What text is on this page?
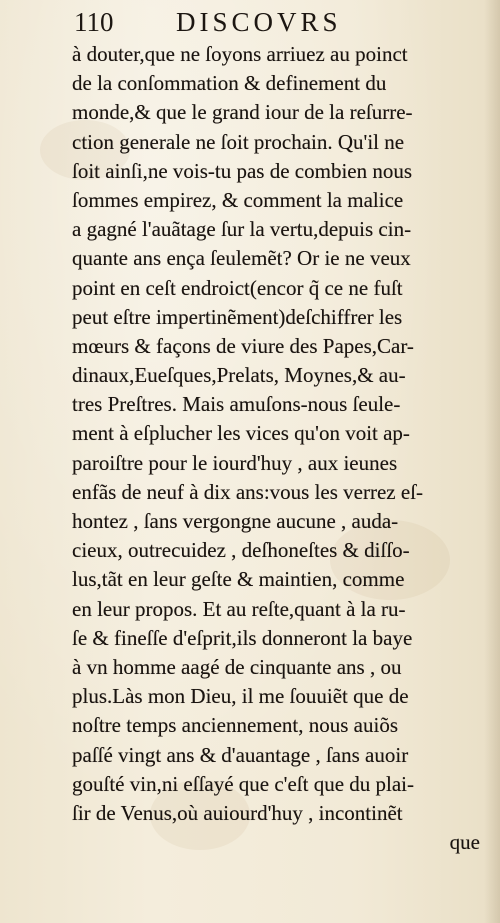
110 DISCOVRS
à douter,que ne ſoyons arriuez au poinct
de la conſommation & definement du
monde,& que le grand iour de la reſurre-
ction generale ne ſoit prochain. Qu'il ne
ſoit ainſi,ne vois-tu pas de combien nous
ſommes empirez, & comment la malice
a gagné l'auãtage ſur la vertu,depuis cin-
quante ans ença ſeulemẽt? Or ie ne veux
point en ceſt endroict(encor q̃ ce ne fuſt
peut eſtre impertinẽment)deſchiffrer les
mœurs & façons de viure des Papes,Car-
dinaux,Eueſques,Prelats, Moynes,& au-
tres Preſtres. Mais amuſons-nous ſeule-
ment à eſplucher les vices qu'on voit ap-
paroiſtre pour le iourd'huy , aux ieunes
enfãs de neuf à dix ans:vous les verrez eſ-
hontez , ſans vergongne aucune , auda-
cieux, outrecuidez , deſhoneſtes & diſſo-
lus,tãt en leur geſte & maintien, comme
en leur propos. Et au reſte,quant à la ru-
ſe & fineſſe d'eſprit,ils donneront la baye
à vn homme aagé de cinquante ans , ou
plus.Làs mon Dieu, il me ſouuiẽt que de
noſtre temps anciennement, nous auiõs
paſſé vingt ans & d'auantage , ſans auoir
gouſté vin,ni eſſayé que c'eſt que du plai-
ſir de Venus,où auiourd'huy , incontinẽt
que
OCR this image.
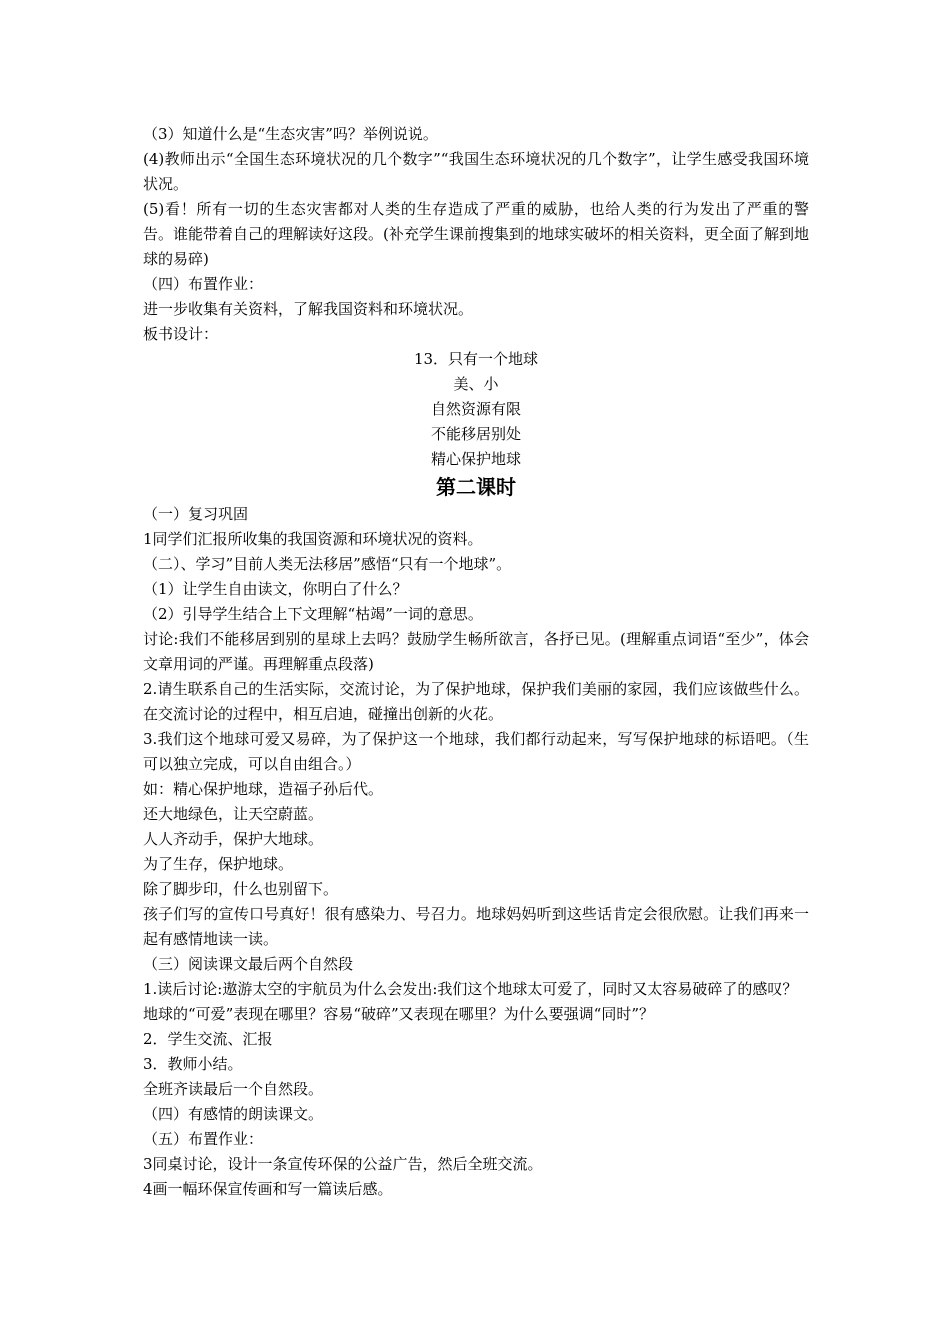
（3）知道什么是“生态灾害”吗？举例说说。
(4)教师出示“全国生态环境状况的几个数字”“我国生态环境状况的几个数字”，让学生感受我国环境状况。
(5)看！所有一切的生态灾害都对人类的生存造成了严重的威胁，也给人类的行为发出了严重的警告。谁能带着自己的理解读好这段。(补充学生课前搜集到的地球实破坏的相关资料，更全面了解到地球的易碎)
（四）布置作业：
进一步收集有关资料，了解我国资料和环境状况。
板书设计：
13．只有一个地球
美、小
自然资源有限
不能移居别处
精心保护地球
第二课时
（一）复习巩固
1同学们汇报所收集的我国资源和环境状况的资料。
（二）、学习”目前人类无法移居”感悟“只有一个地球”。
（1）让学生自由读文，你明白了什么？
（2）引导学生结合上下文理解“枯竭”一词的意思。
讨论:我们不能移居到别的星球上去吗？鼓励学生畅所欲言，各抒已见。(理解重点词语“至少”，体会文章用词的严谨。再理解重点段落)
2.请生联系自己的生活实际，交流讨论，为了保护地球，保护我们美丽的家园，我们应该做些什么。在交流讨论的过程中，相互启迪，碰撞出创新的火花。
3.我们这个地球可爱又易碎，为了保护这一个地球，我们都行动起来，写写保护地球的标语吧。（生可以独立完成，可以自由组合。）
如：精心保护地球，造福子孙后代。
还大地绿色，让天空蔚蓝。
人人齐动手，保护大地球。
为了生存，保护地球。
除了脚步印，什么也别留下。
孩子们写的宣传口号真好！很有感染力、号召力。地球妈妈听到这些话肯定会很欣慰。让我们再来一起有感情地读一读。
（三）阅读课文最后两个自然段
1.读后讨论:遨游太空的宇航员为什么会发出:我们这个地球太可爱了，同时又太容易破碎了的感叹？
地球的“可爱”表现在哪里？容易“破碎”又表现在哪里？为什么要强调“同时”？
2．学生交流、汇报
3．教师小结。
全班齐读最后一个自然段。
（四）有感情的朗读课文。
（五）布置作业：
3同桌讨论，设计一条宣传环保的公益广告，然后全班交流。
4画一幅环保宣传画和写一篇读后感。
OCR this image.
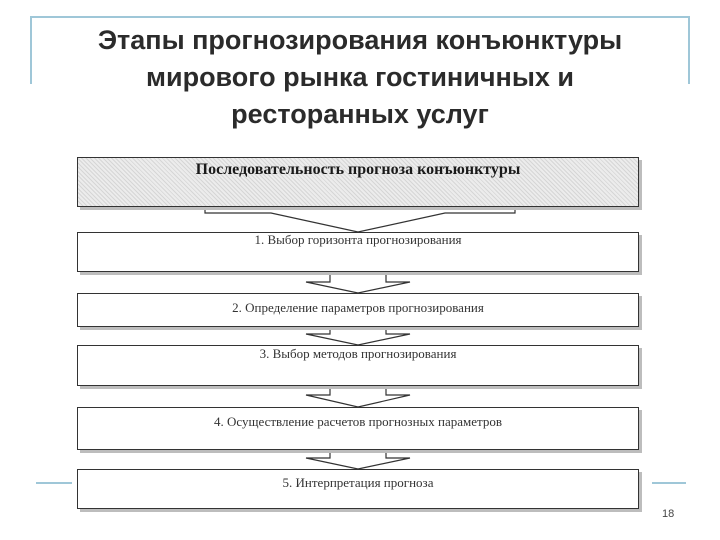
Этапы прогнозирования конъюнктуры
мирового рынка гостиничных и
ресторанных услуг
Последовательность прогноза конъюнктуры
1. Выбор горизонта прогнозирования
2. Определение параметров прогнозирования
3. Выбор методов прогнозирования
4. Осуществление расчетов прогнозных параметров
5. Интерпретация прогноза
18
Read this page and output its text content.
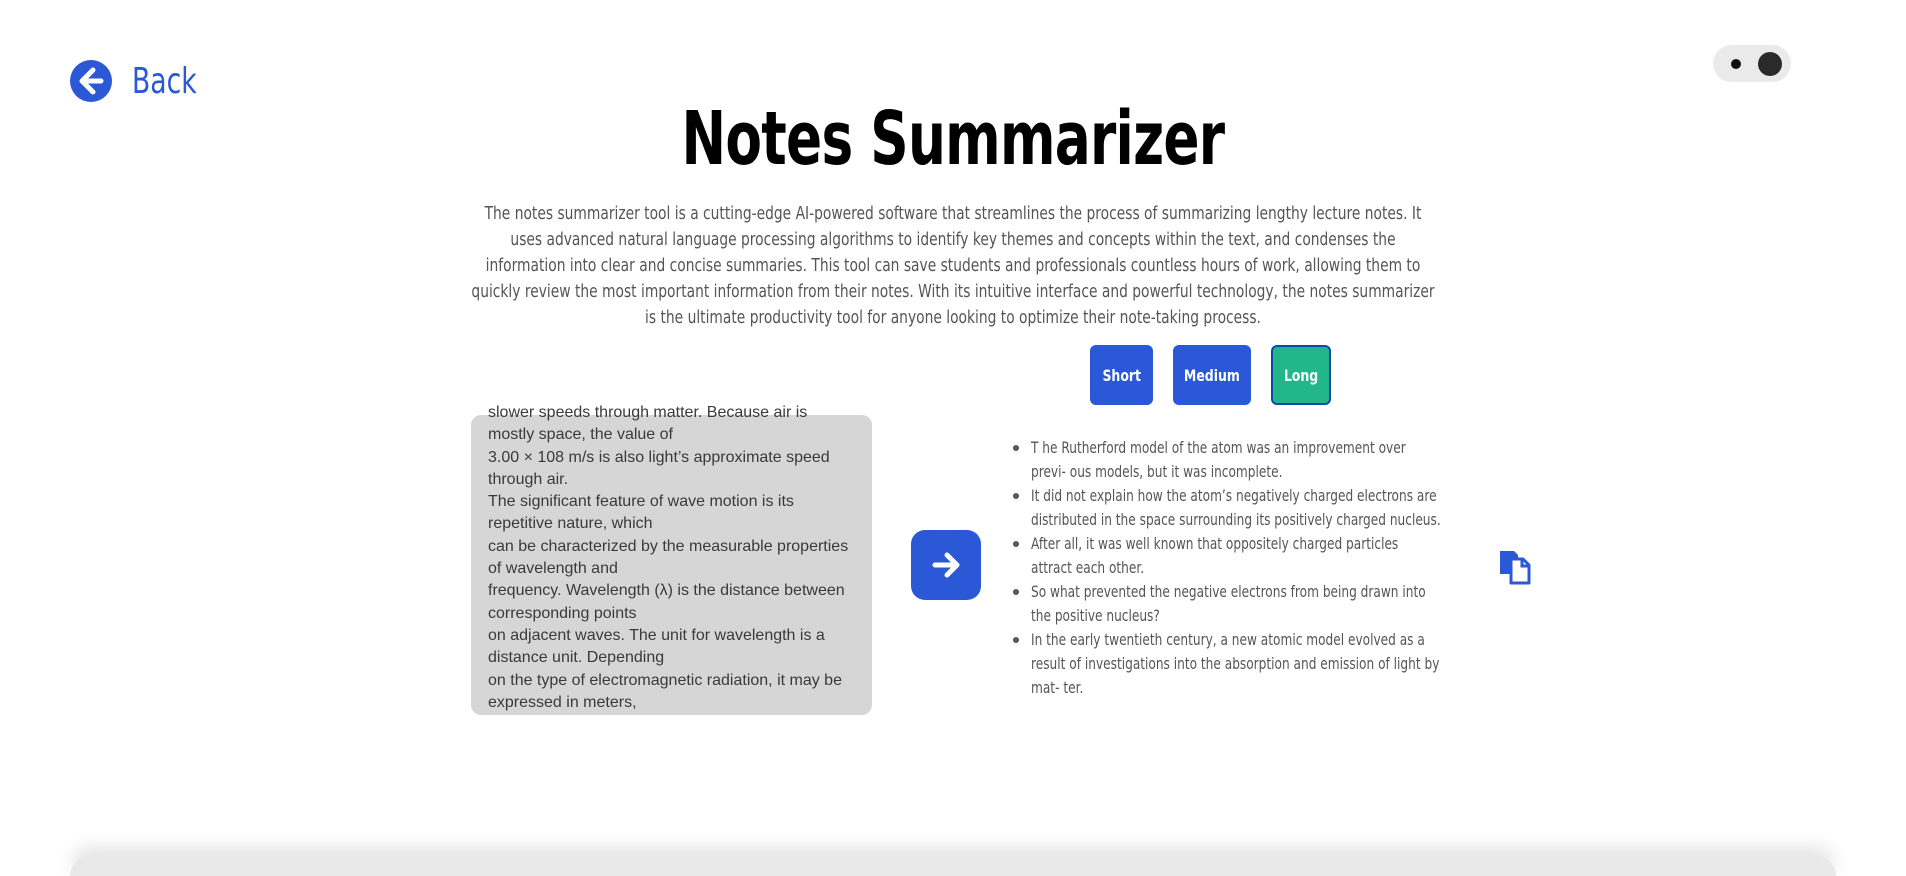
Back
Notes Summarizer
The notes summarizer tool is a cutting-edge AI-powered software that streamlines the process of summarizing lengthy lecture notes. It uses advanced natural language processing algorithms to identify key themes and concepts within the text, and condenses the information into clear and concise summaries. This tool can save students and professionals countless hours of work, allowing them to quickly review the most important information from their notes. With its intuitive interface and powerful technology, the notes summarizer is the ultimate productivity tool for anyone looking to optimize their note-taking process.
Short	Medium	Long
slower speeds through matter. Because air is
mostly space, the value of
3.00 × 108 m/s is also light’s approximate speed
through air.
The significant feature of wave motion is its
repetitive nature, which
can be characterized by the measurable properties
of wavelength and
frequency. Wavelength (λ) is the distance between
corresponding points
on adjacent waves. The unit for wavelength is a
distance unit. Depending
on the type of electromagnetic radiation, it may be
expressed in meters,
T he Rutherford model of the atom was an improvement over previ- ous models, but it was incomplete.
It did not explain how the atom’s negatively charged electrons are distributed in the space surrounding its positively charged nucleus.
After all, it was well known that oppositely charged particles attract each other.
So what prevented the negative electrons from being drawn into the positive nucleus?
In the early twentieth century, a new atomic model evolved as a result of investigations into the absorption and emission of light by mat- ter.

--- What needs to be done ---
Check each line of the records for the word "ſans", and show the lines that contain it.

--- Response ---
hontez , ſans vergongne aucune , auda-
paſſé vingt ans & d'auantage , ſans auoir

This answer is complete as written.